Scan the entries and tally the lines that include the string "color". Reply with the figure alone.

------ MATERIAL FOR THE TASK ------

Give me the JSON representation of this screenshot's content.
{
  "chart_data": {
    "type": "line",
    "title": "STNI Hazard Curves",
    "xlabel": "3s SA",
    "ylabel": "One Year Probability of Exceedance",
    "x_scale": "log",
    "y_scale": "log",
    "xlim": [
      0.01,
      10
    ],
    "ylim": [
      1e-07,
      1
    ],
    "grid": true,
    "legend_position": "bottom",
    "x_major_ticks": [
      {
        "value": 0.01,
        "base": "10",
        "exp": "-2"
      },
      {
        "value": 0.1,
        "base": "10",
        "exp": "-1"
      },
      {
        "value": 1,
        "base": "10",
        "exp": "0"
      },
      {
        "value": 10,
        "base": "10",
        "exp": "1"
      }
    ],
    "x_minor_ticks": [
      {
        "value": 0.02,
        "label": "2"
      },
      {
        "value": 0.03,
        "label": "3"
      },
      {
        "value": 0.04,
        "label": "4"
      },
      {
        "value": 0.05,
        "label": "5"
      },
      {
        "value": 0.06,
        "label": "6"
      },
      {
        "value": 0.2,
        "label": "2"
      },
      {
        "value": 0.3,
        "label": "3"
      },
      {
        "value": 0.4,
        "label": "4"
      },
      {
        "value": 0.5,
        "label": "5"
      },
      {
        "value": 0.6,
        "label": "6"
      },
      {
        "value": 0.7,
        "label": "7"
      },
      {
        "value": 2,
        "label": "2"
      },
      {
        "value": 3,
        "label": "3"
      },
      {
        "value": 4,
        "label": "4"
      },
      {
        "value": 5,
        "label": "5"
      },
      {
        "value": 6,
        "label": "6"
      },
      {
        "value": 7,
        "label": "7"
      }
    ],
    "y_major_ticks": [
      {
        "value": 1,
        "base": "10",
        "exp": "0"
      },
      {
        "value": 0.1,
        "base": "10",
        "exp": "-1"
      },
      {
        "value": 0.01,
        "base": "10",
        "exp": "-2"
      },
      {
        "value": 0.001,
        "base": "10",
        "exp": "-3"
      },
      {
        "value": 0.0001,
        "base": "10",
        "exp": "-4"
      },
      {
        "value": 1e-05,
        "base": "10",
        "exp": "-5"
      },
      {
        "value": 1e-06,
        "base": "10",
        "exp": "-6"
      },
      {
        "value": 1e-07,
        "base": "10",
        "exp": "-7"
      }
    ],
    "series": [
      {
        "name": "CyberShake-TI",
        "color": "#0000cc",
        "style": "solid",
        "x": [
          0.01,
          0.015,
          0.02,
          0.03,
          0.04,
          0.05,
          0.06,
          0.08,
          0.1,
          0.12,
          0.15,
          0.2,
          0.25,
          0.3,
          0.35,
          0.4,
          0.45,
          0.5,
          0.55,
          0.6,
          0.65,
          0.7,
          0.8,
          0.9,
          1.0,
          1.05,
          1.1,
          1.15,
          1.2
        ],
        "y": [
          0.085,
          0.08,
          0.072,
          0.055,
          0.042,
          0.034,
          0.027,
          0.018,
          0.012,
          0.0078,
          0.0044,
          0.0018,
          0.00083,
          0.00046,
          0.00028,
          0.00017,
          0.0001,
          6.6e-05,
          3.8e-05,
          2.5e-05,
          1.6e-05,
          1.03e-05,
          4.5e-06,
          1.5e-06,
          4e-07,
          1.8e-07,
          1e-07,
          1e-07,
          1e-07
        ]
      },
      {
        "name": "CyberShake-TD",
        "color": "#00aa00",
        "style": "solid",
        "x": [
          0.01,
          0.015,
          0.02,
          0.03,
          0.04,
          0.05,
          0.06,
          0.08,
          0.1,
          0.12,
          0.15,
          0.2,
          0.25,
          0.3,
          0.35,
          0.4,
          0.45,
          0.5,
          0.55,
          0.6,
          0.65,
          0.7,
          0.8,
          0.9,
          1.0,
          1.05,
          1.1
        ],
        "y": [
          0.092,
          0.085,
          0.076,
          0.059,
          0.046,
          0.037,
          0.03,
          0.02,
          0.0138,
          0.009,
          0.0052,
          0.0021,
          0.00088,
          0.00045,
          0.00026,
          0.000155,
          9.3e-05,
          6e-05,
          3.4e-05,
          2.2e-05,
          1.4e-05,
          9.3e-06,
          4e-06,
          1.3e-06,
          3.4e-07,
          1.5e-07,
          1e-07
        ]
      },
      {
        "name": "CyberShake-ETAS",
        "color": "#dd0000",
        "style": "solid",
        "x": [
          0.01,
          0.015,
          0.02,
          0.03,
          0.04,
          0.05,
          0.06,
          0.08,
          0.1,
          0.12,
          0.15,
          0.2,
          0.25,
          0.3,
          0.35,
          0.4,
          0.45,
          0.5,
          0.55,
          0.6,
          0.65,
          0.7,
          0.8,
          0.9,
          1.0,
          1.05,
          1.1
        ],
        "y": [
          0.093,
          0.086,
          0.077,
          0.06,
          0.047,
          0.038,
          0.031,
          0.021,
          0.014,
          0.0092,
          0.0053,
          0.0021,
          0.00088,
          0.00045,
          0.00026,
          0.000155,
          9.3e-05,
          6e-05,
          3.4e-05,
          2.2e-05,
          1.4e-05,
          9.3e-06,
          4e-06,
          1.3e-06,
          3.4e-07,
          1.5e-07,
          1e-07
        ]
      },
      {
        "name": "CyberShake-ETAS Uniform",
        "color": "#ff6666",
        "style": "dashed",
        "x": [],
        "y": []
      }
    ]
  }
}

------

-- WRITTEN RESPONSE --
4